Description of the task >> Find each line with the word "noster" and copy it.

━━ Supplied information

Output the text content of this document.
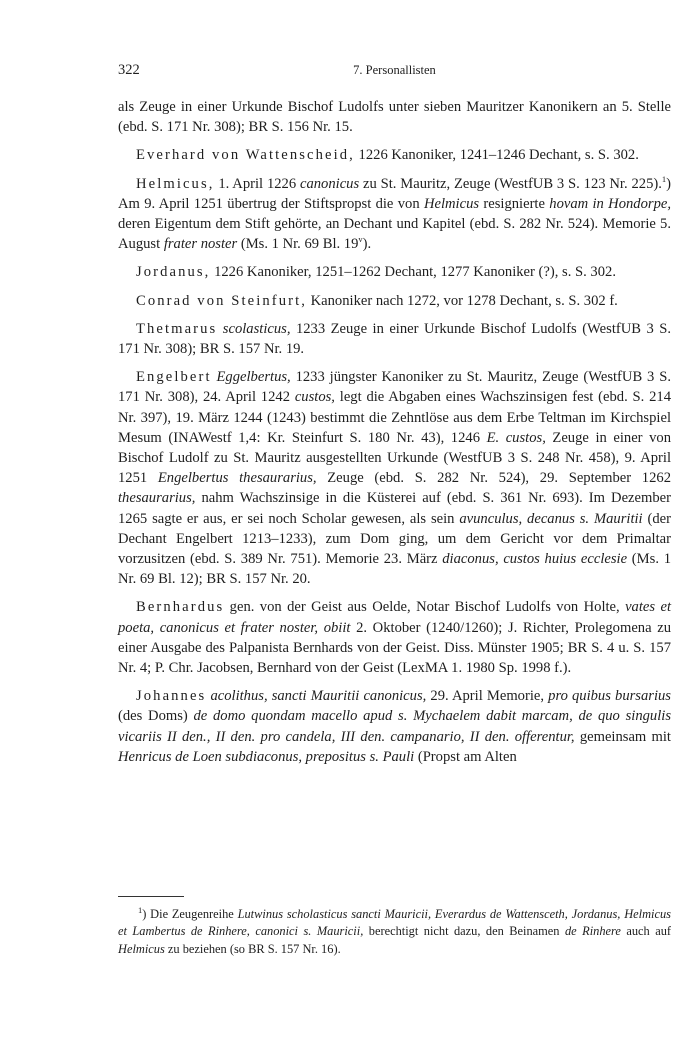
322	7. Personallisten

als Zeuge in einer Urkunde Bischof Ludolfs unter sieben Mauritzer Kanonikern an 5. Stelle (ebd. S. 171 Nr. 308); BR S. 156 Nr. 15.

Everhard von Wattenscheid, 1226 Kanoniker, 1241–1246 Dechant, s. S. 302.

Helmicus, 1. April 1226 canonicus zu St. Mauritz, Zeuge (WestfUB 3 S. 123 Nr. 225).$^1$) Am 9. April 1251 übertrug der Stiftspropst die von Helmicus resignierte hovam in Hondorpe, deren Eigentum dem Stift gehörte, an Dechant und Kapitel (ebd. S. 282 Nr. 524). Memorie 5. August frater noster (Ms. 1 Nr. 69 Bl. 19$^v$).

Jordanus, 1226 Kanoniker, 1251–1262 Dechant, 1277 Kanoniker (?), s. S. 302.

Conrad von Steinfurt, Kanoniker nach 1272, vor 1278 Dechant, s. S. 302 f.

Thetmarus scolasticus, 1233 Zeuge in einer Urkunde Bischof Ludolfs (WestfUB 3 S. 171 Nr. 308); BR S. 157 Nr. 19.

Engelbert Eggelbertus, 1233 jüngster Kanoniker zu St. Mauritz, Zeuge (WestfUB 3 S. 171 Nr. 308), 24. April 1242 custos, legt die Abgaben eines Wachszinsigen fest (ebd. S. 214 Nr. 397), 19. März 1244 (1243) bestimmt die Zehntlöse aus dem Erbe Teltman im Kirchspiel Mesum (INAWestf 1,4: Kr. Steinfurt S. 180 Nr. 43), 1246 E. custos, Zeuge in einer von Bischof Ludolf zu St. Mauritz ausgestellten Urkunde (WestfUB 3 S. 248 Nr. 458), 9. April 1251 Engelbertus thesaurarius, Zeuge (ebd. S. 282 Nr. 524), 29. September 1262 thesaurarius, nahm Wachszinsige in die Küsterei auf (ebd. S. 361 Nr. 693). Im Dezember 1265 sagte er aus, er sei noch Scholar gewesen, als sein avunculus, decanus s. Mauritii (der Dechant Engelbert 1213–1233), zum Dom ging, um dem Gericht vor dem Primaltar vorzusitzen (ebd. S. 389 Nr. 751). Memorie 23. März diaconus, custos huius ecclesie (Ms. 1 Nr. 69 Bl. 12); BR S. 157 Nr. 20.

Bernhardus gen. von der Geist aus Oelde, Notar Bischof Ludolfs von Holte, vates et poeta, canonicus et frater noster, obiit 2. Oktober (1240/1260); J. Richter, Prolegomena zu einer Ausgabe des Palpanista Bernhards von der Geist. Diss. Münster 1905; BR S. 4 u. S. 157 Nr. 4; P. Chr. Jacobsen, Bernhard von der Geist (LexMA 1. 1980 Sp. 1998 f.).

Johannes acolithus, sancti Mauritii canonicus, 29. April Memorie, pro quibus bursarius (des Doms) de domo quondam macello apud s. Mychaelem dabit marcam, de quo singulis vicariis II den., II den. pro candela, III den. campanario, II den. offerentur, gemeinsam mit Henricus de Loen subdiaconus, prepositus s. Pauli (Propst am Alten

$^1$) Die Zeugenreihe Lutwinus scholasticus sancti Mauricii, Everardus de Wattensceth, Jordanus, Helmicus et Lambertus de Rinhere, canonici s. Mauricii, berechtigt nicht dazu, den Beinamen de Rinhere auch auf Helmicus zu beziehen (so BR S. 157 Nr. 16).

━━━━

Reply to the task >>
Helmicus, 1. April 1226 canonicus zu St. Mauritz, Zeuge (WestfUB 3 S. 123 Nr. 225).$^1$) Am 9. April 1251 übertrug der Stiftspropst die von Helmicus resignierte hovam in Hondorpe, deren Eigentum dem Stift gehörte, an Dechant und Kapitel (ebd. S. 282 Nr. 524). Memorie 5. August frater noster (Ms. 1 Nr. 69 Bl. 19$^v$).
Bernhardus gen. von der Geist aus Oelde, Notar Bischof Ludolfs von Holte, vates et poeta, canonicus et frater noster, obiit 2. Oktober (1240/1260); J. Richter, Prolegomena zu einer Ausgabe des Palpanista Bernhards von der Geist. Diss. Münster 1905; BR S. 4 u. S. 157 Nr. 4; P. Chr. Jacobsen, Bernhard von der Geist (LexMA 1. 1980 Sp. 1998 f.).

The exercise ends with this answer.